** START Dataset extract **

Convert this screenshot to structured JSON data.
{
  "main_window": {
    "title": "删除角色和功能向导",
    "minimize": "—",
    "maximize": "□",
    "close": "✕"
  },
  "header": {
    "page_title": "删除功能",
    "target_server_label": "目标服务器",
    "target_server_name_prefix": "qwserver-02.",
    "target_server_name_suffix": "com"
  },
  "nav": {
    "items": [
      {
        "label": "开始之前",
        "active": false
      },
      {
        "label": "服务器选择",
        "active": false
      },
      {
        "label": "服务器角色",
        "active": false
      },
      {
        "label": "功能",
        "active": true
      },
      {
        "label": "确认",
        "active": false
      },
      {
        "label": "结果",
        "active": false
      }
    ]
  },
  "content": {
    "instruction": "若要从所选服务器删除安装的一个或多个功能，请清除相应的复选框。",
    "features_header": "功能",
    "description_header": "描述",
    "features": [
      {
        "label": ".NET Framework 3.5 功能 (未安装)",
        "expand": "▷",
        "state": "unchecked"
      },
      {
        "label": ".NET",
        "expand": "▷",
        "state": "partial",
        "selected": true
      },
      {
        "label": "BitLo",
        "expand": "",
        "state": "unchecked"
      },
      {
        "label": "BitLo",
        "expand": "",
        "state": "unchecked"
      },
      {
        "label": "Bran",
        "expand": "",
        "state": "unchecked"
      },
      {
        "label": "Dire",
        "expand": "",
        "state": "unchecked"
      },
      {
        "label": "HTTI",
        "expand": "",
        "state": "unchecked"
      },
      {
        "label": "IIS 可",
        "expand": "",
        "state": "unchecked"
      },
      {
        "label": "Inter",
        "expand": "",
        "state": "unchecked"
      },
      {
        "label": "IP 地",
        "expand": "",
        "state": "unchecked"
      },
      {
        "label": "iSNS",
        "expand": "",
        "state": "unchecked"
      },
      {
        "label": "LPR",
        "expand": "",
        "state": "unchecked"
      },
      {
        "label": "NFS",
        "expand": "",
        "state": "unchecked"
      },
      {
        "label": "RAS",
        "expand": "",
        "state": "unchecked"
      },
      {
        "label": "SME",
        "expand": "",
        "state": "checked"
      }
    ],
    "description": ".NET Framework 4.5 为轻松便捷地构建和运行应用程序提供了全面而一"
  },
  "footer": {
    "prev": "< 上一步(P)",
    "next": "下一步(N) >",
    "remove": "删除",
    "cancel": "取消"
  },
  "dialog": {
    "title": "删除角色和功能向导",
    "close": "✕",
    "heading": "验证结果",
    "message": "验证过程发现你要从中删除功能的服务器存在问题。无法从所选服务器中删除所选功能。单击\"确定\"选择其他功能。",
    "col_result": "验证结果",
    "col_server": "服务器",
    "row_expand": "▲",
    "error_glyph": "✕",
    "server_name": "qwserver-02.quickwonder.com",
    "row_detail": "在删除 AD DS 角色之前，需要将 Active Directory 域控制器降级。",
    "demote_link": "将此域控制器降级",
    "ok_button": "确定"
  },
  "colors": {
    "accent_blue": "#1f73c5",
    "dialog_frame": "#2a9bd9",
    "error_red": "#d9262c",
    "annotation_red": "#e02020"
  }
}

** END Dataset extract **

Short exercise:
State how many lines of the listing hold the string "Framework"; reply with the number and nothing else.

Answer to this task:
2